**Task statement:**
Check every line below for the word "subtitle" and copy each one that has it.
--- Start of Recorded information ---
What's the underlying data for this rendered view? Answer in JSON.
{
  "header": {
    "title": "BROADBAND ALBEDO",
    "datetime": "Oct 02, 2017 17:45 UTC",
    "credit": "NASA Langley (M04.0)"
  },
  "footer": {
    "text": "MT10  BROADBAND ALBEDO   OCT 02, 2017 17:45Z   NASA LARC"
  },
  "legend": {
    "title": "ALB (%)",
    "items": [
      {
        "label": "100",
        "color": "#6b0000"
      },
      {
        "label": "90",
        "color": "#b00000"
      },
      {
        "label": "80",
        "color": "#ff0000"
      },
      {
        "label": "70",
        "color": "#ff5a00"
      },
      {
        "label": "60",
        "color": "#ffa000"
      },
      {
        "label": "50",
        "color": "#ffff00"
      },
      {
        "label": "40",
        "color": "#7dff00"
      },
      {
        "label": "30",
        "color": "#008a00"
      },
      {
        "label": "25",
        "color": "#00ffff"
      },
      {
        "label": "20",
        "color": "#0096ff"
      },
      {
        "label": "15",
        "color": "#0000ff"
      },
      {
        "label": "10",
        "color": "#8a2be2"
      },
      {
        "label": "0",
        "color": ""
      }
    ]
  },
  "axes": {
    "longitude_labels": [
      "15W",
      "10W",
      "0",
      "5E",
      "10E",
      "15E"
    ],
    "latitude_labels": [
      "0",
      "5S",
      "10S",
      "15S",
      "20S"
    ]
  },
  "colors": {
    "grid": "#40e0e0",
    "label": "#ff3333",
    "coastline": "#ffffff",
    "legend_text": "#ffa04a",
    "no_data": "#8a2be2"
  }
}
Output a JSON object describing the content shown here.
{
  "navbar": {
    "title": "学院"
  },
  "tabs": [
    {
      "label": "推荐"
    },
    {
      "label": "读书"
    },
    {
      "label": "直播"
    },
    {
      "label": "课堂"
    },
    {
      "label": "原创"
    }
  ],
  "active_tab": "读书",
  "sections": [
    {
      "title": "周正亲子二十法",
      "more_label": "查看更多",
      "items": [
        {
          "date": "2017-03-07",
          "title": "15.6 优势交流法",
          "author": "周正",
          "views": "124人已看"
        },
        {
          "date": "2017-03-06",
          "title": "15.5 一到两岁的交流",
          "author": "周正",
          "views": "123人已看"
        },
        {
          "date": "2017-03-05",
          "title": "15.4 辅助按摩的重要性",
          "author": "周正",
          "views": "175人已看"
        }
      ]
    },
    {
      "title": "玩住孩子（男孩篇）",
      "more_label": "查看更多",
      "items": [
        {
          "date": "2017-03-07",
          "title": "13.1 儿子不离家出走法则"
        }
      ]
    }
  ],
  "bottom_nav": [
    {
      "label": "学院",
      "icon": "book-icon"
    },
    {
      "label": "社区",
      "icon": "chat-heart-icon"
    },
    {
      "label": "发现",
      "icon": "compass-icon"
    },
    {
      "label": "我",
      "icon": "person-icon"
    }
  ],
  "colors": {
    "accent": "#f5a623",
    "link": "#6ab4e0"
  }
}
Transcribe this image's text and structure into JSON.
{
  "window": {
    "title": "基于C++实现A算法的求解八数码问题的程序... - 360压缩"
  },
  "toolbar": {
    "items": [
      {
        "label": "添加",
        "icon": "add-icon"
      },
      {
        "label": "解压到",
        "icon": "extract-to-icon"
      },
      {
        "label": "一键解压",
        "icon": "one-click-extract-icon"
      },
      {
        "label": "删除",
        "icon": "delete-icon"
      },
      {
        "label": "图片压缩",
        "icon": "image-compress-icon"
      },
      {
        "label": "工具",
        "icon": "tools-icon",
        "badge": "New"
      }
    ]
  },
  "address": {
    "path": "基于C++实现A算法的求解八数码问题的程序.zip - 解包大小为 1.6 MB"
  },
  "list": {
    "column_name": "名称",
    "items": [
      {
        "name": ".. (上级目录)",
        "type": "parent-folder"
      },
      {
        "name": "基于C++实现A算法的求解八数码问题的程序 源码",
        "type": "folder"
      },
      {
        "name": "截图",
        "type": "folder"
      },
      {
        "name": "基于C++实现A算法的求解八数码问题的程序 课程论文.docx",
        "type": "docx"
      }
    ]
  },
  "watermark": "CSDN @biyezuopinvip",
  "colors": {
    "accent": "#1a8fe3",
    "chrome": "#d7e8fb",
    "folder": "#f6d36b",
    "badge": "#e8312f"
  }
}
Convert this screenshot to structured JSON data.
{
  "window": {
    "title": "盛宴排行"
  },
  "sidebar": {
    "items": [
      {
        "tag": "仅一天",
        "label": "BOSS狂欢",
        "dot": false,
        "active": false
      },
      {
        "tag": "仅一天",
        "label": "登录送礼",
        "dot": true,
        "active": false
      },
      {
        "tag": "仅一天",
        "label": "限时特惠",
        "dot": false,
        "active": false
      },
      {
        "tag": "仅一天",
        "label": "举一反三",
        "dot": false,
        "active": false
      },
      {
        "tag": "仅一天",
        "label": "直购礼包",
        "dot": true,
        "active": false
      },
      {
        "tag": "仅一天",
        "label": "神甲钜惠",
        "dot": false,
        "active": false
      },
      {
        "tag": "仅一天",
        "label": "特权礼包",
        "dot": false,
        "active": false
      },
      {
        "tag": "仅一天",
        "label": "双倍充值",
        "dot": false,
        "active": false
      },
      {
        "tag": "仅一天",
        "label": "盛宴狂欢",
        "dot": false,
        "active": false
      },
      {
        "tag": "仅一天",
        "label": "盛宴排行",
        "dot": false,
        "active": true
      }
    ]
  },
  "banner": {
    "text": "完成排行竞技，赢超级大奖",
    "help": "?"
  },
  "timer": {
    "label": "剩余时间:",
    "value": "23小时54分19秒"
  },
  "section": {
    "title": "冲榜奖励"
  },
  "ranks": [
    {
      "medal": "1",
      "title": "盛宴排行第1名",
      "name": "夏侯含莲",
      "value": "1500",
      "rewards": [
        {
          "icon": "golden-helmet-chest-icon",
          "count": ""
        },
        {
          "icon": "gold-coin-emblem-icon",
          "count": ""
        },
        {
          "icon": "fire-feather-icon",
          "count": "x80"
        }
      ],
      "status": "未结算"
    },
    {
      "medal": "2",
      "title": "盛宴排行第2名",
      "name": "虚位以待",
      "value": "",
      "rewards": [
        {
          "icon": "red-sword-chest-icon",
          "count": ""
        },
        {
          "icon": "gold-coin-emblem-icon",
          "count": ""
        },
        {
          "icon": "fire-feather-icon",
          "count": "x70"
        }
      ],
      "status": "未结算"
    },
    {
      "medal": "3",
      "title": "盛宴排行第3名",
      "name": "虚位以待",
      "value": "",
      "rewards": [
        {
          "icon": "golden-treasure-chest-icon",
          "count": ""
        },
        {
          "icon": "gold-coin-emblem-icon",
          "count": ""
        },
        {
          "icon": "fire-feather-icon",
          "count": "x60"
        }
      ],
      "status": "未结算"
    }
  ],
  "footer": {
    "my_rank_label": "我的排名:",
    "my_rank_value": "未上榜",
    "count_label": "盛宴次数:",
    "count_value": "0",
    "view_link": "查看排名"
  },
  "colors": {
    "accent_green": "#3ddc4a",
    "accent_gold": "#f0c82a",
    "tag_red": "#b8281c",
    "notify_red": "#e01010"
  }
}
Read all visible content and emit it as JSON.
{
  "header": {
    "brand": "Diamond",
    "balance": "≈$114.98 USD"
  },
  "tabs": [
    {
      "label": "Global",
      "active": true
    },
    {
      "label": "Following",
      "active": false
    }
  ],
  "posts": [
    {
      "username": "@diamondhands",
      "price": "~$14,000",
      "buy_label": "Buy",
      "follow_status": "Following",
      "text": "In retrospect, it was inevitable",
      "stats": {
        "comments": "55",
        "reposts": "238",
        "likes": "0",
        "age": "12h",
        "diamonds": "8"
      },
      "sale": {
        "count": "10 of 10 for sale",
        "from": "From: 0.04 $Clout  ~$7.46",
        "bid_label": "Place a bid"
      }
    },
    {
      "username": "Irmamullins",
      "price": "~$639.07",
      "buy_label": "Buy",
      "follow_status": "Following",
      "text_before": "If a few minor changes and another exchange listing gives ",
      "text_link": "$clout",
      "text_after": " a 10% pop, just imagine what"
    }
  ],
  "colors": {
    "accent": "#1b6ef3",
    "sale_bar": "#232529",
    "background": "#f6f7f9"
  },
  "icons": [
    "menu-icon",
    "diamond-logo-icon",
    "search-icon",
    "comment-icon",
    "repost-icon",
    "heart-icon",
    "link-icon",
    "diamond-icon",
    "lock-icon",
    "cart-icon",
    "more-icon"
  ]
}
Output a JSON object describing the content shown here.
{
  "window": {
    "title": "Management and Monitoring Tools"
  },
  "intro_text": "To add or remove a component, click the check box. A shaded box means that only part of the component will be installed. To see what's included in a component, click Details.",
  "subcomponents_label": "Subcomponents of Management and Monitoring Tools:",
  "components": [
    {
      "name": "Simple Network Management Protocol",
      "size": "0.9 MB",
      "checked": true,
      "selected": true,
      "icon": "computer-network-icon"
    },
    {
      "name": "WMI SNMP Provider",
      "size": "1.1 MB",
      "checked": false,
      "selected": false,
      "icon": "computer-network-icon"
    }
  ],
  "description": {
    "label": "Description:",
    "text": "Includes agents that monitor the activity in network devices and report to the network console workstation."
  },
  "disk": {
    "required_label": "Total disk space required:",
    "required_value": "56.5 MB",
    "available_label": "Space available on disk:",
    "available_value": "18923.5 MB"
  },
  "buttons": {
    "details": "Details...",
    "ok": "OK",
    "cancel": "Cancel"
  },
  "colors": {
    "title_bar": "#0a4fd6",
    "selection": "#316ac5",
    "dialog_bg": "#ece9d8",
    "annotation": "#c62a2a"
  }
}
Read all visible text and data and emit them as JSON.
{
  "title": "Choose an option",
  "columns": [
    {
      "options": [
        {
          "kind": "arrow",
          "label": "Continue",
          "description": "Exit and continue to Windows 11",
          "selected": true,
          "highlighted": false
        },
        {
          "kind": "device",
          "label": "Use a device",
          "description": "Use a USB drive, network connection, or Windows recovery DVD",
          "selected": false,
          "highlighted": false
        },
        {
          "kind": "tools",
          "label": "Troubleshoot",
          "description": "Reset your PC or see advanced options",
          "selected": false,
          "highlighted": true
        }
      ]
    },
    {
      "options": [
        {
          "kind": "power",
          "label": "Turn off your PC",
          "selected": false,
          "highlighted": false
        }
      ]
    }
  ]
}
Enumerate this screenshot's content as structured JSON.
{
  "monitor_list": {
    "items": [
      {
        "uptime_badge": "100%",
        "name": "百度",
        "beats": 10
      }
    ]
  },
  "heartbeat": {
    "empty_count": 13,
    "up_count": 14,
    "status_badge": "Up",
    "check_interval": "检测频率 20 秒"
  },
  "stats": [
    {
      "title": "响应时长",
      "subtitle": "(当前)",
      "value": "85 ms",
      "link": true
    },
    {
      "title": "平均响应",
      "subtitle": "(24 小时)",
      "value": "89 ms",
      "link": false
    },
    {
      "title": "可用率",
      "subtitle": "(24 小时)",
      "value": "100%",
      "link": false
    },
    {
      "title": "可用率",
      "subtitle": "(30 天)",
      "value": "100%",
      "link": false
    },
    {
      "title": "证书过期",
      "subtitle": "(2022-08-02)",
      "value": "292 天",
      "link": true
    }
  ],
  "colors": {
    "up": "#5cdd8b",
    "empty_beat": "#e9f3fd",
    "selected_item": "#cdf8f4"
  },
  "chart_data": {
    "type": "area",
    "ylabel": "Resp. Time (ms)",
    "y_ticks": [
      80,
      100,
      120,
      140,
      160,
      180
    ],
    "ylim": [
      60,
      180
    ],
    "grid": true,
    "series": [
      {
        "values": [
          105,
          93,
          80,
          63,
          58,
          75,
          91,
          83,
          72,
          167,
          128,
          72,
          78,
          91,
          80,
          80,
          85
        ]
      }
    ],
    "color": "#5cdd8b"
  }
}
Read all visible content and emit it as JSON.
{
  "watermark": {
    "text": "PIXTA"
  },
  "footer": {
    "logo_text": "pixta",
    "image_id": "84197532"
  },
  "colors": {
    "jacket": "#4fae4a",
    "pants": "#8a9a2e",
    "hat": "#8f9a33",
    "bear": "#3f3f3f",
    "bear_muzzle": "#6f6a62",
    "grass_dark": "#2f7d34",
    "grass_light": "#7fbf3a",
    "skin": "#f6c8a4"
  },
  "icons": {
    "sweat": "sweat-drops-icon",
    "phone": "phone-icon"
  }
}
--- End of Recorded information ---
**Full answer:**
      "subtitle": "(当前)",
      "subtitle": "(24 小时)",
      "subtitle": "(24 小时)",
      "subtitle": "(30 天)",
      "subtitle": "(2022-08-02)",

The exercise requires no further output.